*Requirements*:
Find the string "JSON" in the entries and copy each line that has it.

— Begin Excerpted data —

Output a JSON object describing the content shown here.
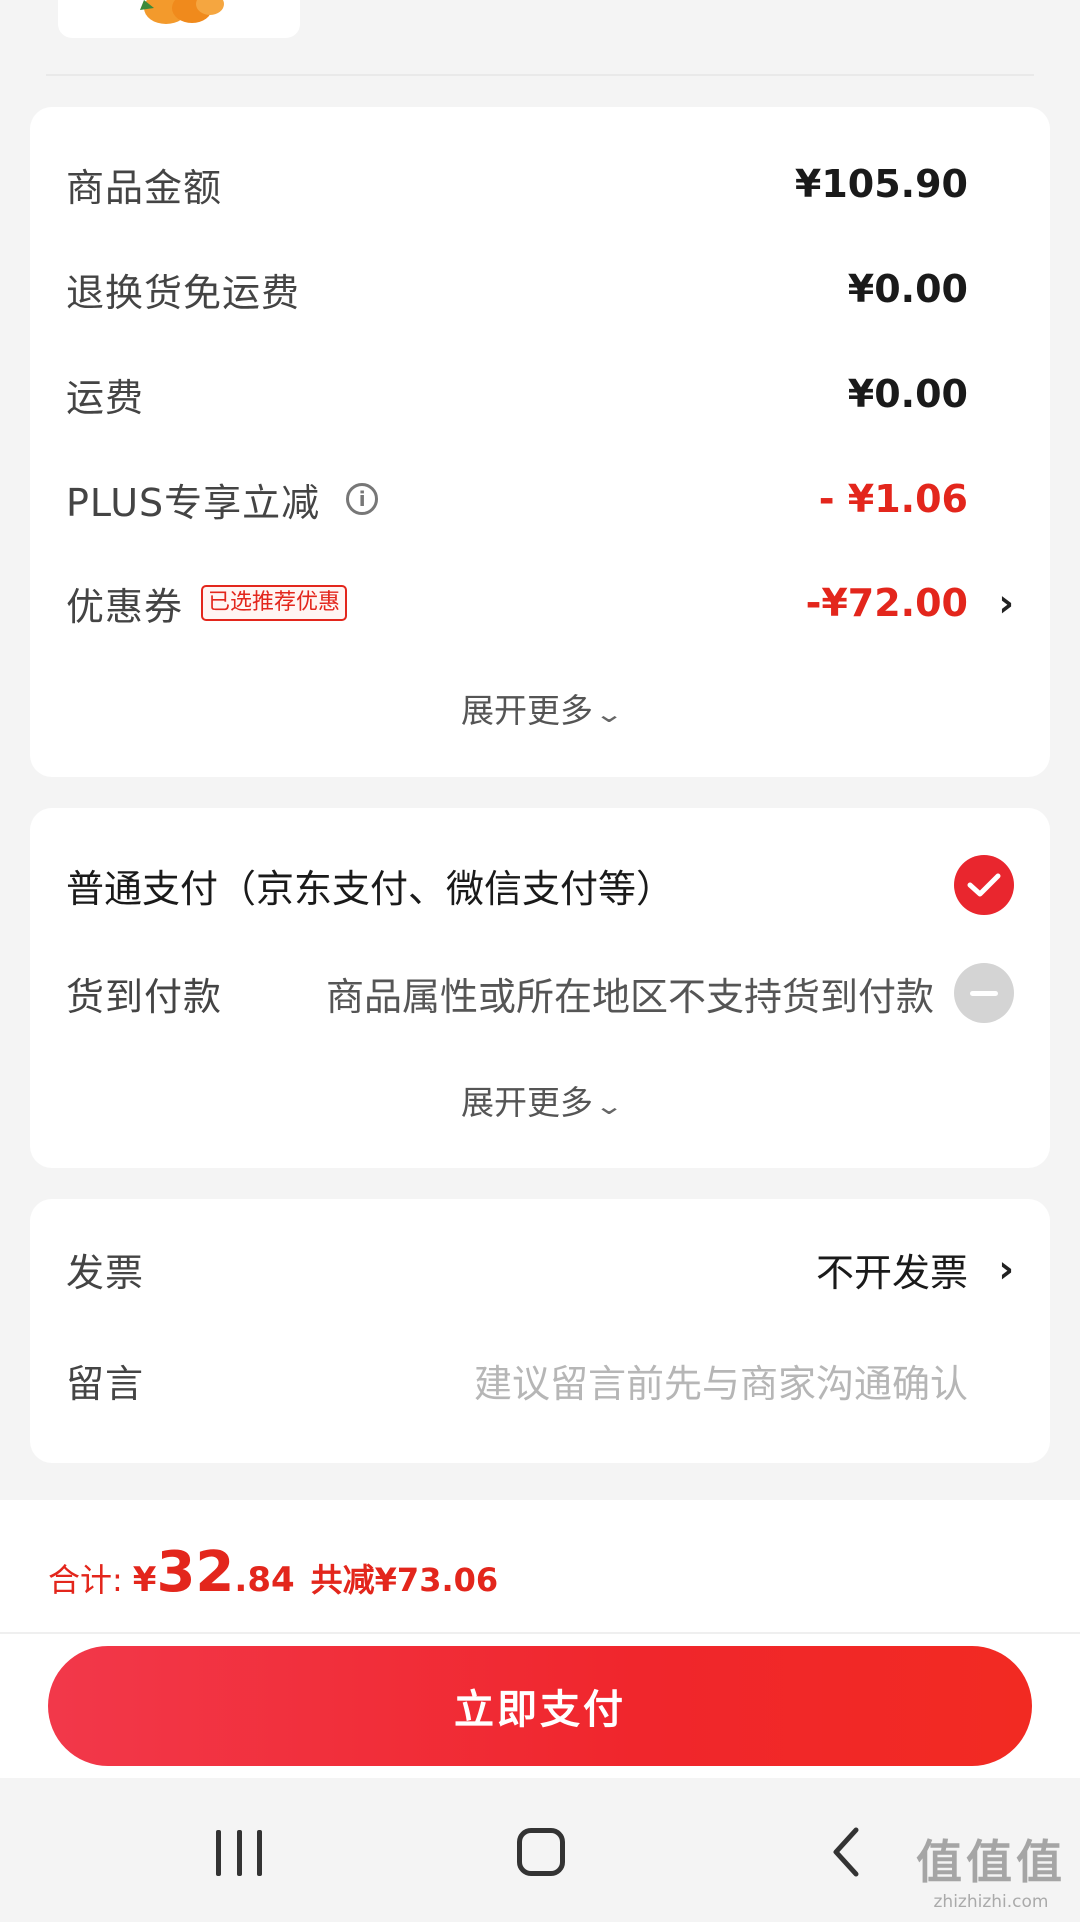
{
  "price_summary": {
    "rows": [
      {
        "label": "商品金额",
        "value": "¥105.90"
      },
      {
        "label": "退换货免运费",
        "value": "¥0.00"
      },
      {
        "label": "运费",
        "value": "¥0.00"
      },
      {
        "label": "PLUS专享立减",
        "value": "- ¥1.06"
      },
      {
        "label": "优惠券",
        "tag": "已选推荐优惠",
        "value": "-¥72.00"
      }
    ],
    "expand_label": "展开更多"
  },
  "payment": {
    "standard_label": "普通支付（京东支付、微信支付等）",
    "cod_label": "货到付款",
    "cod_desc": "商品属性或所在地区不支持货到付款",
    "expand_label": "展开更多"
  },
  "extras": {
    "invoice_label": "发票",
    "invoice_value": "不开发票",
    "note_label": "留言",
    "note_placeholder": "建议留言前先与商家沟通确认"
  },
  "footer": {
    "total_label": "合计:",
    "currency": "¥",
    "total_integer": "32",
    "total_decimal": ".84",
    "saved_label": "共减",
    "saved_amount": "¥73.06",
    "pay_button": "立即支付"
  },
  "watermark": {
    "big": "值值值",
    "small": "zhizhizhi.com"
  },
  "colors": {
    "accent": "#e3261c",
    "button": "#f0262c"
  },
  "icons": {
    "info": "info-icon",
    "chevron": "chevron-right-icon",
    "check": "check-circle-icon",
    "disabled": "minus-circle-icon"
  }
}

— End Excerpted data —
— Begin Excerpted data —

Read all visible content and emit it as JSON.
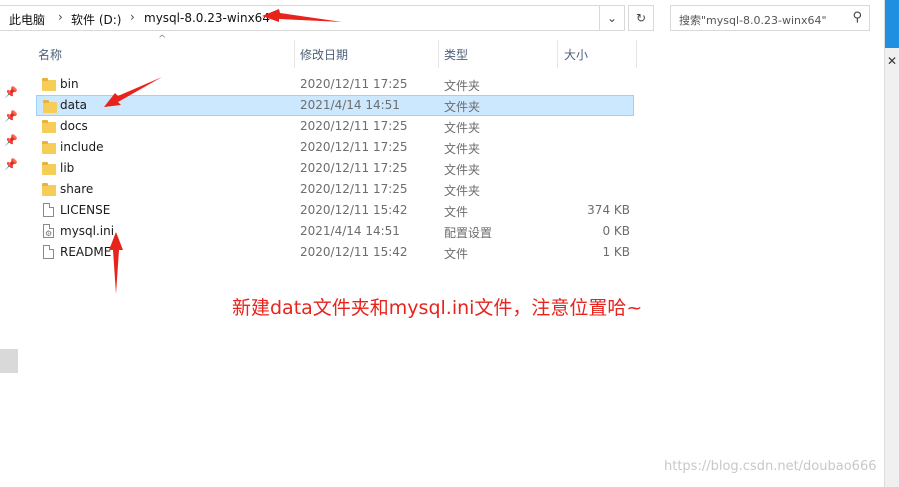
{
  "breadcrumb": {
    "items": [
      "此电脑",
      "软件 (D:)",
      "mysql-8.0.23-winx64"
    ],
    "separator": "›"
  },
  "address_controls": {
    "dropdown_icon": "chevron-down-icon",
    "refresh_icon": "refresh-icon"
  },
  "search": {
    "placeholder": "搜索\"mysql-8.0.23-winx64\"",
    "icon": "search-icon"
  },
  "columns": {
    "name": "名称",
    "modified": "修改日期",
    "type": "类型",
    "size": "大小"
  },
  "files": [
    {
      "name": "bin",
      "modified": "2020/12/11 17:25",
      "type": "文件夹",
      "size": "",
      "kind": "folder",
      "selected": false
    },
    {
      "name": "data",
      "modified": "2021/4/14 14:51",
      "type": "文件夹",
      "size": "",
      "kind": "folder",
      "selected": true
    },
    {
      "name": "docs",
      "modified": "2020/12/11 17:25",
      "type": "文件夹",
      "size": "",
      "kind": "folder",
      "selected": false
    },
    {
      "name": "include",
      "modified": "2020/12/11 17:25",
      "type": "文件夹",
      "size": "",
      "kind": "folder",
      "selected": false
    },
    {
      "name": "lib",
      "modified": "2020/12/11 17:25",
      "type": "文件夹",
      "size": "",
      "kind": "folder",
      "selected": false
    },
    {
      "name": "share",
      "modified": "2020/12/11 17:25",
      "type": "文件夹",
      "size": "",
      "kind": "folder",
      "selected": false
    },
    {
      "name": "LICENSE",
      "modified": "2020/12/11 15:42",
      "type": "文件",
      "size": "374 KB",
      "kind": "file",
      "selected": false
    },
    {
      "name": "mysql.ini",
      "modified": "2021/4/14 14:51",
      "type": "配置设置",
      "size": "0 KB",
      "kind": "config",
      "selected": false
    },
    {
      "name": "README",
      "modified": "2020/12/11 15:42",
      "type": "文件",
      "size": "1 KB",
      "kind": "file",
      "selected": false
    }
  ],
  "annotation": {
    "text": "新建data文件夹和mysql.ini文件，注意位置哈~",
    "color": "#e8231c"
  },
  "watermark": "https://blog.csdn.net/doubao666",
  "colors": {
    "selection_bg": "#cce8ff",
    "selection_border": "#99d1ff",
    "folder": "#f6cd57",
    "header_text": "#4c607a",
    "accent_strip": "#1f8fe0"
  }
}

— End Excerpted data —

*Task solution*:
Output a JSON object describing the content shown here.
Read all visible content and emit it as JSON.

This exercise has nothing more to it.